### WHAT IS REQUIRED
Show every line containing "name" by copying it.

---*---

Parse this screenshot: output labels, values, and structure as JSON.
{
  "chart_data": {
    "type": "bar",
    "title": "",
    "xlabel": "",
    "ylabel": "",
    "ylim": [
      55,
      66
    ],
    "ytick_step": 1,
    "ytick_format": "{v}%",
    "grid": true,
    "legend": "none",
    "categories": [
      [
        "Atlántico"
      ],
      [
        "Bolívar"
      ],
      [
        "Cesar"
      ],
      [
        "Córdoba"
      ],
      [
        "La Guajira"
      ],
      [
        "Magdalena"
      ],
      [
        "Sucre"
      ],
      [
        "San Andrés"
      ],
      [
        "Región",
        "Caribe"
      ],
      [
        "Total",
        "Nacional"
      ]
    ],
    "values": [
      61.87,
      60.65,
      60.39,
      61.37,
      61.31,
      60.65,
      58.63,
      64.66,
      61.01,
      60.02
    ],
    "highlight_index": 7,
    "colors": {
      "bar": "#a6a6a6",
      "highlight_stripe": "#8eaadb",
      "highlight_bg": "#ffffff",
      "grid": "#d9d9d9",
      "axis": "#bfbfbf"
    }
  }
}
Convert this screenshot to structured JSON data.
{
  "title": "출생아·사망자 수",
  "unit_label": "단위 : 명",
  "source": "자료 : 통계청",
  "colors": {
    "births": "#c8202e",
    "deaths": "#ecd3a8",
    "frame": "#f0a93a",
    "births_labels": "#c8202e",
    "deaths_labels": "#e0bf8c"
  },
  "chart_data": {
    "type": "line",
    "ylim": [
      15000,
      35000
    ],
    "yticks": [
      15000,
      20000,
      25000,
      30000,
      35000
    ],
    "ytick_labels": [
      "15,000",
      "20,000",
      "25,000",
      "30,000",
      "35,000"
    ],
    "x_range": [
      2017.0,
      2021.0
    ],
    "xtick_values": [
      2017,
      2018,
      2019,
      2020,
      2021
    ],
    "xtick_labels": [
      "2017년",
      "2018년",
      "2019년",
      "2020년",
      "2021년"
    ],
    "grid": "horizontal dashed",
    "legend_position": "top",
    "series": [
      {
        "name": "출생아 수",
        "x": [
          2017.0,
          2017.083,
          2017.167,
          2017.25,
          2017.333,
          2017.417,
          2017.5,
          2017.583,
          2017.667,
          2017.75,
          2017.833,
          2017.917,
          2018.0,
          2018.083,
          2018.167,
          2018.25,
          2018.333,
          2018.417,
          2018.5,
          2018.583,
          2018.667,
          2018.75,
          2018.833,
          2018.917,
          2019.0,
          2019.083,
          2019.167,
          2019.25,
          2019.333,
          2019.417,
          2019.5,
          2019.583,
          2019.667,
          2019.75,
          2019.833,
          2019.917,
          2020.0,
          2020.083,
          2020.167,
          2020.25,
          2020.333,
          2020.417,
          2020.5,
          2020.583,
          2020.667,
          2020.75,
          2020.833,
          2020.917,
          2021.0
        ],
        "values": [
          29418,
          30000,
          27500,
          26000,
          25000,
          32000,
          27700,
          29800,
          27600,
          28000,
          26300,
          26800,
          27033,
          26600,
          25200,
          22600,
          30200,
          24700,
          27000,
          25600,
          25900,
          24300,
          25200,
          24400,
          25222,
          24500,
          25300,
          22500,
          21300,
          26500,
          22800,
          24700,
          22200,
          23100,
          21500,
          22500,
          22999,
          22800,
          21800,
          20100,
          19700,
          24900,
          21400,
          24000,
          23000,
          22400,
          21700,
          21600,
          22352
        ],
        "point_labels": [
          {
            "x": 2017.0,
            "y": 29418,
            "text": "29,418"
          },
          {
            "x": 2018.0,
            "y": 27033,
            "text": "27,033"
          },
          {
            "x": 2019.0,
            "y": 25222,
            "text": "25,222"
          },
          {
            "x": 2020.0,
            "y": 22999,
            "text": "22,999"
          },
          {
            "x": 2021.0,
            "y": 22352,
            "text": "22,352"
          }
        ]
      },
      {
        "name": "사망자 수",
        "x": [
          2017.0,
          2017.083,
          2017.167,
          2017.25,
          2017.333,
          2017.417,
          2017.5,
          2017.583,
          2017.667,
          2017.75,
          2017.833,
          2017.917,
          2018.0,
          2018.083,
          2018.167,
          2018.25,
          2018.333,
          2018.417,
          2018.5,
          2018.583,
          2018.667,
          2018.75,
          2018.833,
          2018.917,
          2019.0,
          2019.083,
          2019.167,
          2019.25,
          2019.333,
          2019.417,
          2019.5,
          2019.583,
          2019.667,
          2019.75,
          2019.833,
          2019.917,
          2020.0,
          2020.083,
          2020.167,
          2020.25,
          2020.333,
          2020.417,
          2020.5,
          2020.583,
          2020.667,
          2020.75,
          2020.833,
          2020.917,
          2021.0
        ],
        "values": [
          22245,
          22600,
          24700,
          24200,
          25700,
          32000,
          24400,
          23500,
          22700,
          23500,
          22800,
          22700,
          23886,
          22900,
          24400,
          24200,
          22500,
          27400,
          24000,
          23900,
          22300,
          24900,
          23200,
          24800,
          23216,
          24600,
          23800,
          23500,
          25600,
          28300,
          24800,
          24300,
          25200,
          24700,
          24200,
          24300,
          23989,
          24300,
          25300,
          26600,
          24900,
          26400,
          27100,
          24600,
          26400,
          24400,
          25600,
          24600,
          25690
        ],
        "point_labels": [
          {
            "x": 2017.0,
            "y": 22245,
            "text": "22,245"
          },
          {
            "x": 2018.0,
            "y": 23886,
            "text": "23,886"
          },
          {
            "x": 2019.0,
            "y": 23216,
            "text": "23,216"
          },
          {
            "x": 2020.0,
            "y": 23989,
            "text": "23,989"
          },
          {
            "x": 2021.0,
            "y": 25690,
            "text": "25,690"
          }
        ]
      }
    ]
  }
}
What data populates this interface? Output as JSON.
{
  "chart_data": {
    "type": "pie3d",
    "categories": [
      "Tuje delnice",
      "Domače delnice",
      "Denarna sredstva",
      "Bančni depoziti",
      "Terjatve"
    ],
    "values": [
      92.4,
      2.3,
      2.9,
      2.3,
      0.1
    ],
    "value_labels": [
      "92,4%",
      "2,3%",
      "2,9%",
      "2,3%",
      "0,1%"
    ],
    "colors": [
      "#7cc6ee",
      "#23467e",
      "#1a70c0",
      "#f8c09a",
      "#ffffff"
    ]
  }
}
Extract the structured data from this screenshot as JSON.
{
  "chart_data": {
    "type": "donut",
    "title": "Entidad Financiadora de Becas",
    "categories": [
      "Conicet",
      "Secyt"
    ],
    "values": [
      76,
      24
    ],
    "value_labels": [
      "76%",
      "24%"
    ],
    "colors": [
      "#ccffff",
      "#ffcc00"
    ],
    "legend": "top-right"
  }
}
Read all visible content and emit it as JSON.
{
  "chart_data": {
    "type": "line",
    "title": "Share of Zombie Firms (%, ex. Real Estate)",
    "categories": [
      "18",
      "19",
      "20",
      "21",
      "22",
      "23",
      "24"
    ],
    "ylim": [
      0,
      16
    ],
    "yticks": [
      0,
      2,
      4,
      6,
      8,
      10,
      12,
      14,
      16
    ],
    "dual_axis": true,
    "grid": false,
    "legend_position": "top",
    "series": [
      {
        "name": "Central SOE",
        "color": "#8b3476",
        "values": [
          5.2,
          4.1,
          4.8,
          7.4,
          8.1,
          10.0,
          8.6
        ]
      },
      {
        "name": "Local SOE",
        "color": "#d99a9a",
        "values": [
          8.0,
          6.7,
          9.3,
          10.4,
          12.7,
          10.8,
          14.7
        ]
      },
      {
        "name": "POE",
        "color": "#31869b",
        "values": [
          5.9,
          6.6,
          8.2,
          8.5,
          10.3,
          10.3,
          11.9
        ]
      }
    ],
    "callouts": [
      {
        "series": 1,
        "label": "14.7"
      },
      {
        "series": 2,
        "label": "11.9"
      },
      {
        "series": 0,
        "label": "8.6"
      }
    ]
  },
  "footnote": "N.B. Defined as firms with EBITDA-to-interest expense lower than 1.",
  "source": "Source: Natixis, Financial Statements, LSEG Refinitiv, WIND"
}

---*---

### FINISHED TASK
        "name": "출생아 수",
        "name": "사망자 수",
        "name": "Central SOE",
        "name": "Local SOE",
        "name": "POE",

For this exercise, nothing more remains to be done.